[Task prompt] Copy all lines below containing "Astrophysics".

[Listed records]
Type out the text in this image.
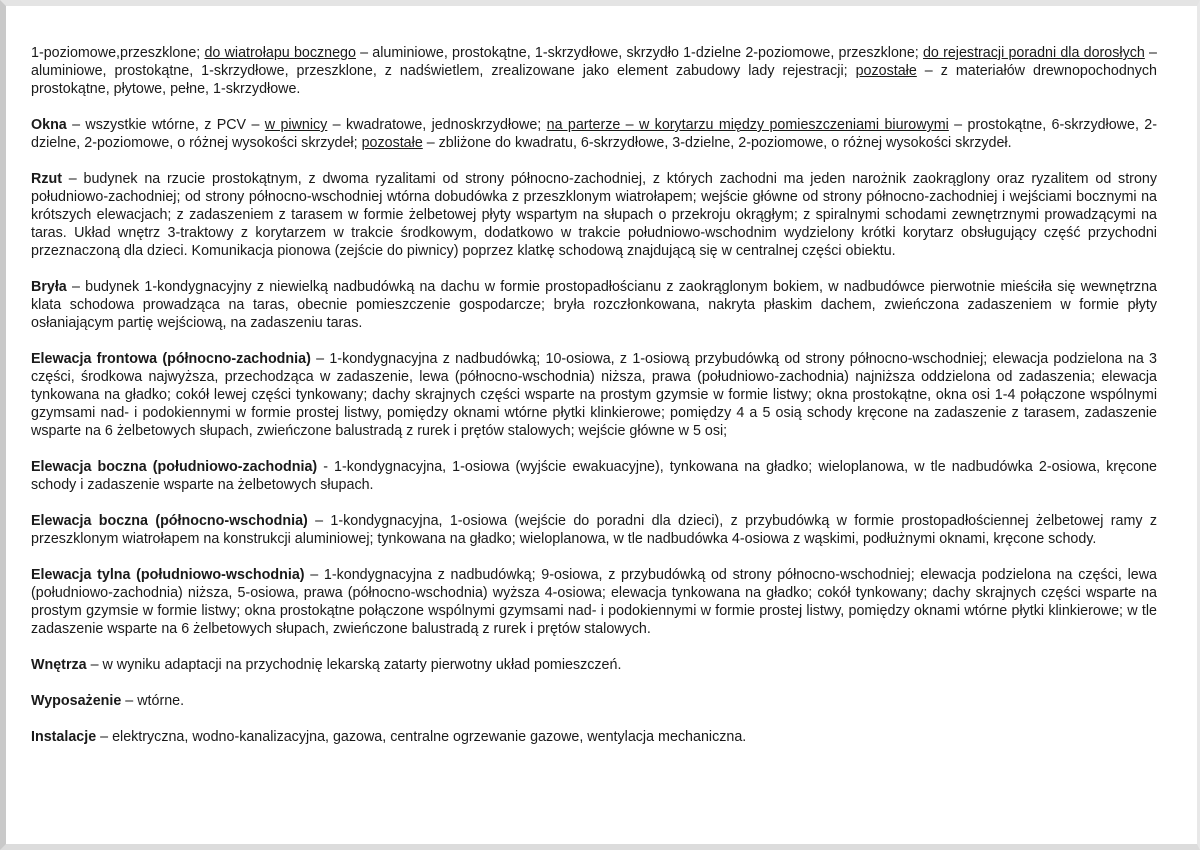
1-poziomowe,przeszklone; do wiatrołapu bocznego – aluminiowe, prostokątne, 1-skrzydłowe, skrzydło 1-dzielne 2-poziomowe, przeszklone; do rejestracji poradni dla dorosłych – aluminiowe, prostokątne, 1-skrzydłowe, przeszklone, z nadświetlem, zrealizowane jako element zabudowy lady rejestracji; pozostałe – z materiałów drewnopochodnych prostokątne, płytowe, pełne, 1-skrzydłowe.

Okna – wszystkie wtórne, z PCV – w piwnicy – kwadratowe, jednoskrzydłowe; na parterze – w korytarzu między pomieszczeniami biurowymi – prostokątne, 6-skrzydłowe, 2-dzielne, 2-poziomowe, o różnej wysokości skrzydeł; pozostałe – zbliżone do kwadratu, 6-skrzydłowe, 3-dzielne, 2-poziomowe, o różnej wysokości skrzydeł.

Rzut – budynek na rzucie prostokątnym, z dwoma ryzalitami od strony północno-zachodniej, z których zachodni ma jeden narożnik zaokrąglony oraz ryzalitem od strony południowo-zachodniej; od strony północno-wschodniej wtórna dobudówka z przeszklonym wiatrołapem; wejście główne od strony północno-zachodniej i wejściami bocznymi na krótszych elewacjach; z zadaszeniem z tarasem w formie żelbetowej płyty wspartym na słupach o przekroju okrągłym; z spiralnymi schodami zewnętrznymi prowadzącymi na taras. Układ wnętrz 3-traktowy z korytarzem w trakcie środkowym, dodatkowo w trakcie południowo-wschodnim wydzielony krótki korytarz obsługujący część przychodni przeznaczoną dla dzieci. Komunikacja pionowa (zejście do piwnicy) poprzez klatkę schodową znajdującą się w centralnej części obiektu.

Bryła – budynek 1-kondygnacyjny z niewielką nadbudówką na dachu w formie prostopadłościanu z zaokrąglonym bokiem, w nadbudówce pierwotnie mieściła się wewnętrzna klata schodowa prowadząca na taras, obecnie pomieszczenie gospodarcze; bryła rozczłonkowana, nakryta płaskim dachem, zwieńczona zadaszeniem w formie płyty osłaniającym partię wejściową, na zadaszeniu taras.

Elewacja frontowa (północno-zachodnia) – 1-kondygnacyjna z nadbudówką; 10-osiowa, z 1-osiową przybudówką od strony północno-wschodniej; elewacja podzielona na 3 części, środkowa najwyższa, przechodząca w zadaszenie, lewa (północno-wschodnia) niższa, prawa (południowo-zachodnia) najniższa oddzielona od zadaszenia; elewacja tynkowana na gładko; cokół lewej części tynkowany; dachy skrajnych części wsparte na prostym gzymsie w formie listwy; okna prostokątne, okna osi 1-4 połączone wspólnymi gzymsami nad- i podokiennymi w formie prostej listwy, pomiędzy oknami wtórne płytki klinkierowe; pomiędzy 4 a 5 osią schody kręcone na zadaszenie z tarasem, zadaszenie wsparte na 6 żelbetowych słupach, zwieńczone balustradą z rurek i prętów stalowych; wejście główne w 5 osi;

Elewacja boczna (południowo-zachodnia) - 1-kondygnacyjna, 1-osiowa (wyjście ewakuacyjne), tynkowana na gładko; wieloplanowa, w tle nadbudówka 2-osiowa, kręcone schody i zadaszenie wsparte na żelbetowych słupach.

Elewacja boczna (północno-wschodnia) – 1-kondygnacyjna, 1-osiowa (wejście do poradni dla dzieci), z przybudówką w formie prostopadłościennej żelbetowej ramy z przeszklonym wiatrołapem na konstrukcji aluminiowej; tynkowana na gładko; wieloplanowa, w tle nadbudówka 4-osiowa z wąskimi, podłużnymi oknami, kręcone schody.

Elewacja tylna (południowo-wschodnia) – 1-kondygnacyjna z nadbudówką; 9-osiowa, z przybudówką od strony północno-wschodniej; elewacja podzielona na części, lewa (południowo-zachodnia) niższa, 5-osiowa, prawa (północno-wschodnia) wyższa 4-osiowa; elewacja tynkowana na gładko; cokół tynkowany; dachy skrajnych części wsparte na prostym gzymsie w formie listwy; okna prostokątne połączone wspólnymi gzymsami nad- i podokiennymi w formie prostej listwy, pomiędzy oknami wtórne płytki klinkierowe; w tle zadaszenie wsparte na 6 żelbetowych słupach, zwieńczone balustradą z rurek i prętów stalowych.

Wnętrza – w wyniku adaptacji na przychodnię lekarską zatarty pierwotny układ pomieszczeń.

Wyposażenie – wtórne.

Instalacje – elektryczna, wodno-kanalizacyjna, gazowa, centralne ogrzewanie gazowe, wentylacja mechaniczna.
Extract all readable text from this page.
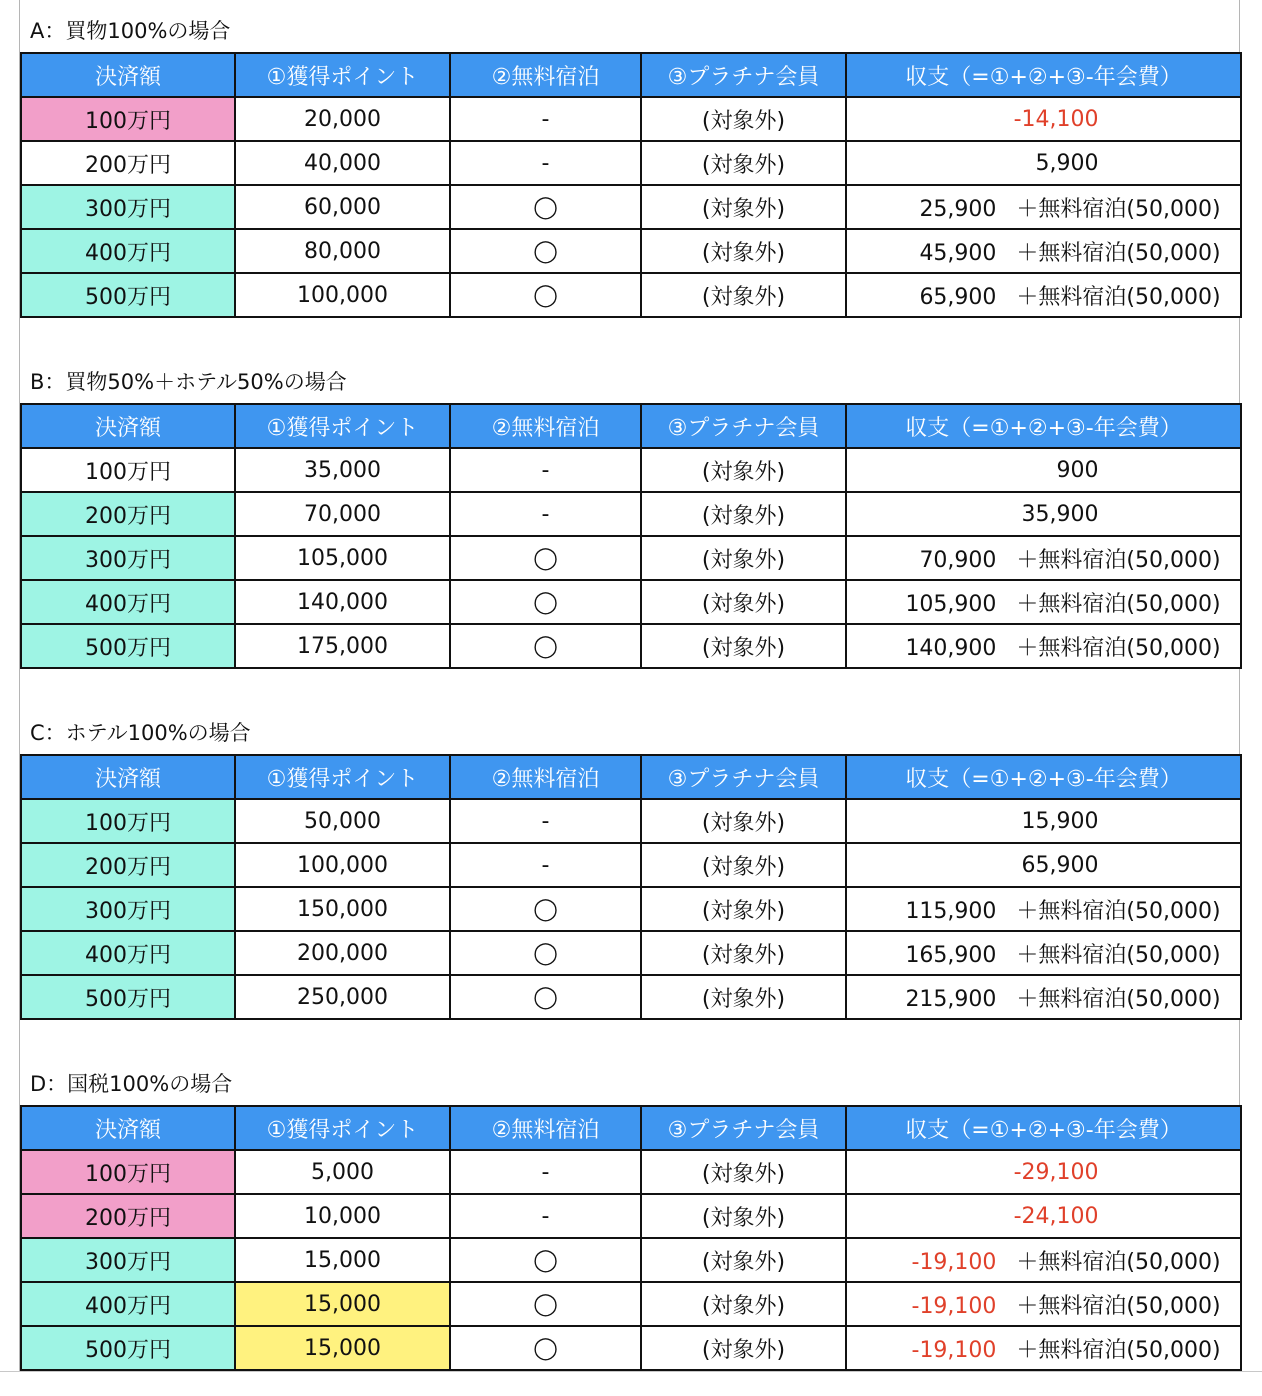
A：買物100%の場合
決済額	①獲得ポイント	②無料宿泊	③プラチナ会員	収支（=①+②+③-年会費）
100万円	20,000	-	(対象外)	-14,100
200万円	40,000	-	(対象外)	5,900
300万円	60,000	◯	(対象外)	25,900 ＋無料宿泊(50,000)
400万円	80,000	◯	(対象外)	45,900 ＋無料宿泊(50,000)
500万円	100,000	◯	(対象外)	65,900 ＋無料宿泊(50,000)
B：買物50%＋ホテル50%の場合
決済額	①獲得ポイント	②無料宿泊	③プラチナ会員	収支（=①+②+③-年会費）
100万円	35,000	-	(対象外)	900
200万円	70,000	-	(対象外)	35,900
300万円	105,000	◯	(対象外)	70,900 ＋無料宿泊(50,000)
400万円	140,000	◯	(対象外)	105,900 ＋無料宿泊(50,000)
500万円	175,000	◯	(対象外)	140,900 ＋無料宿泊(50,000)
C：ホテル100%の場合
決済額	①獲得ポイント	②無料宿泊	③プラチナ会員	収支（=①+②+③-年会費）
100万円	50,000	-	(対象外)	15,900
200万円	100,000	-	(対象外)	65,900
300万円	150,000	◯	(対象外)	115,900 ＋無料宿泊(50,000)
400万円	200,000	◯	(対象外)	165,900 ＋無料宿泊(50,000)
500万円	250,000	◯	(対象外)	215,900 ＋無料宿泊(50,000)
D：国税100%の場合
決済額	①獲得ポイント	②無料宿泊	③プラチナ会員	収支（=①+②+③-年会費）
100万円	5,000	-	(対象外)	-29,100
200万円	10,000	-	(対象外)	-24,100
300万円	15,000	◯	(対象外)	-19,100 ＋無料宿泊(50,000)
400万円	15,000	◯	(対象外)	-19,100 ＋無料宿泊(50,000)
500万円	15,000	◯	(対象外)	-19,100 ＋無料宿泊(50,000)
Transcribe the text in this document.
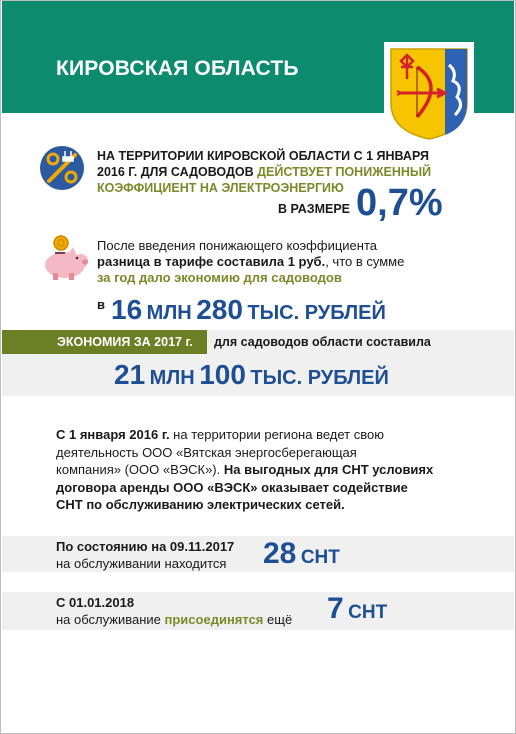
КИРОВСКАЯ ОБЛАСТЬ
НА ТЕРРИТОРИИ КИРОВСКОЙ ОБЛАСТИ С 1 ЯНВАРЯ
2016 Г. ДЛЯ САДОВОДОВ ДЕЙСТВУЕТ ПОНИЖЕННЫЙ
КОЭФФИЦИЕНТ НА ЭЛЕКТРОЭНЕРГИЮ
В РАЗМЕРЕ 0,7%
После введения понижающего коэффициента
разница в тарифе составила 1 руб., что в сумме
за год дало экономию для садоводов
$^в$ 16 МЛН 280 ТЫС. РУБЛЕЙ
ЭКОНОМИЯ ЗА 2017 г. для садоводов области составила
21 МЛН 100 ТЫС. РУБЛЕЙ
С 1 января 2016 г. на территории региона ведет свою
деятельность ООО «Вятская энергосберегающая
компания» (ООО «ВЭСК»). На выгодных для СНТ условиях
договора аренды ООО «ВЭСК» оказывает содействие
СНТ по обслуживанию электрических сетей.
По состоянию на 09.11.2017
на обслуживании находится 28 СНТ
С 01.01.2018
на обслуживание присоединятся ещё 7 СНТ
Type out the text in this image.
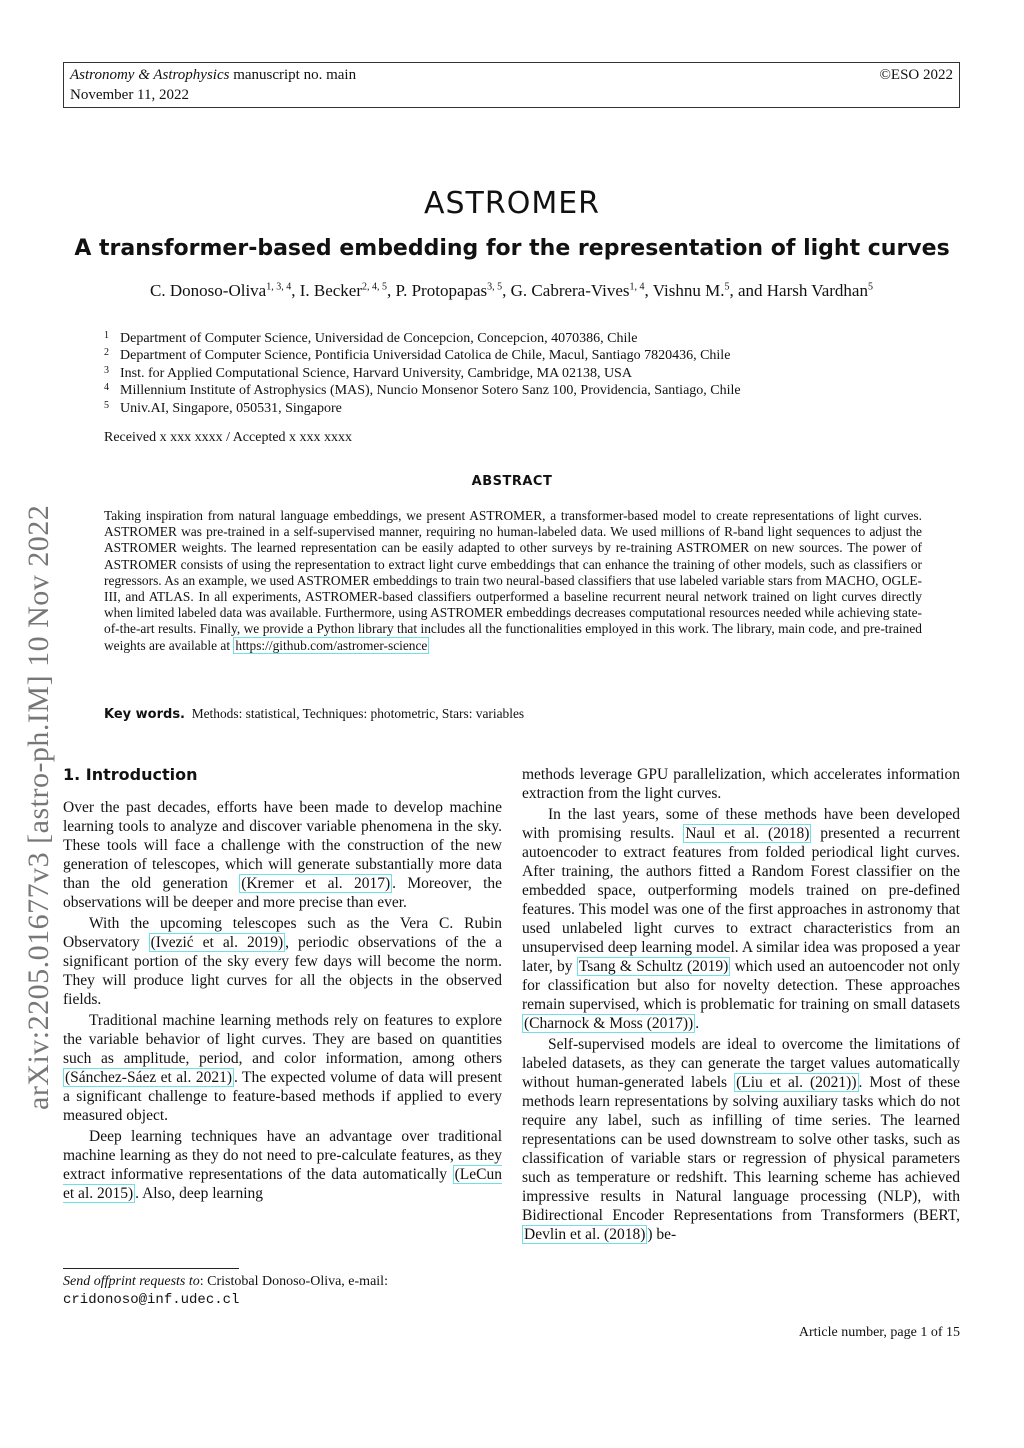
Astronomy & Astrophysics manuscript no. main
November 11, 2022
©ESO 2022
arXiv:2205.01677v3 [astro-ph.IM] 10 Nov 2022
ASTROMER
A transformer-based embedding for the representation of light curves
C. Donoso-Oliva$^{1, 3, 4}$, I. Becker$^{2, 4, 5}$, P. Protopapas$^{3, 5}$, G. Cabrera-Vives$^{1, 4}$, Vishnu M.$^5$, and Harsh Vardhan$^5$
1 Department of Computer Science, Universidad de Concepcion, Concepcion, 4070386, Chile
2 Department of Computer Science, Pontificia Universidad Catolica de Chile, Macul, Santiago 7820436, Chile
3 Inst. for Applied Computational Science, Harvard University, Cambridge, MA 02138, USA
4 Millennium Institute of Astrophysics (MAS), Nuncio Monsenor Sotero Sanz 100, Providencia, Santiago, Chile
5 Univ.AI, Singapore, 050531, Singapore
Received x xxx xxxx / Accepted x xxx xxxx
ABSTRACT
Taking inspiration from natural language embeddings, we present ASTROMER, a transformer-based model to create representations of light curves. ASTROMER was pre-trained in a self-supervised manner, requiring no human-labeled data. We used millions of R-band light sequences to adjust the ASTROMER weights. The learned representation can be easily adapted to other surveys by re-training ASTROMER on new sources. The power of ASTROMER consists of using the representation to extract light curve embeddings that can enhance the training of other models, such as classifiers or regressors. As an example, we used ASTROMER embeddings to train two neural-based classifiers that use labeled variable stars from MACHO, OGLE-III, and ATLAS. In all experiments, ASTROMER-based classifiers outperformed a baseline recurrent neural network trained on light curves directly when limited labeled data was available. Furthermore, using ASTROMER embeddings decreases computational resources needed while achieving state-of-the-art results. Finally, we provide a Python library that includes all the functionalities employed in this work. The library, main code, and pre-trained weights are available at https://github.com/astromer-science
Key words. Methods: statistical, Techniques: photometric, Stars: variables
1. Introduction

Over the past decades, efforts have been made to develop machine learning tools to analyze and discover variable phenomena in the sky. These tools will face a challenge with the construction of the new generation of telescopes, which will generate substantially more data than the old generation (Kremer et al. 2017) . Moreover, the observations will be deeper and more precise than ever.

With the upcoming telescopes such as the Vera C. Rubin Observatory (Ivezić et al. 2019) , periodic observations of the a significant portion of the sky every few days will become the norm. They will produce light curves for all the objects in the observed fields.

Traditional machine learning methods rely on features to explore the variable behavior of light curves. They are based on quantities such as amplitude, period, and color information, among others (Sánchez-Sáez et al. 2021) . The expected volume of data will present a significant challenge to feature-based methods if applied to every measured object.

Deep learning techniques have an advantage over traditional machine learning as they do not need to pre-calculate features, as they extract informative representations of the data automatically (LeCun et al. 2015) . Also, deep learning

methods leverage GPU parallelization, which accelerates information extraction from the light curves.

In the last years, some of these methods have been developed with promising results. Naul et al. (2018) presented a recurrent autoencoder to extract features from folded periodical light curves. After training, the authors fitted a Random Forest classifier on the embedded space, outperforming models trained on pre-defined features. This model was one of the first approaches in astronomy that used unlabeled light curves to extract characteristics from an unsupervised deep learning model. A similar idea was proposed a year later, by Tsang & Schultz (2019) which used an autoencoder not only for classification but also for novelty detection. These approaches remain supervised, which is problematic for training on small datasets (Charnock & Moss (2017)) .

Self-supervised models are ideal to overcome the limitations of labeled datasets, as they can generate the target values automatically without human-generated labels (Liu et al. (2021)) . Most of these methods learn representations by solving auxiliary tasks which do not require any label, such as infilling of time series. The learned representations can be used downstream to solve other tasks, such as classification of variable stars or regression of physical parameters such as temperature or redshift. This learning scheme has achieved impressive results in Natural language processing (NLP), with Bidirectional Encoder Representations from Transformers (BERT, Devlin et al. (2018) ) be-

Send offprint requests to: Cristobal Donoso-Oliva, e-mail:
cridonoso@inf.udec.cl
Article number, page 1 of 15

[Response]
Astronomy & Astrophysics manuscript no. main
4 Millennium Institute of Astrophysics (MAS), Nuncio Monsenor Sotero Sanz 100, Providencia, Santiago, Chile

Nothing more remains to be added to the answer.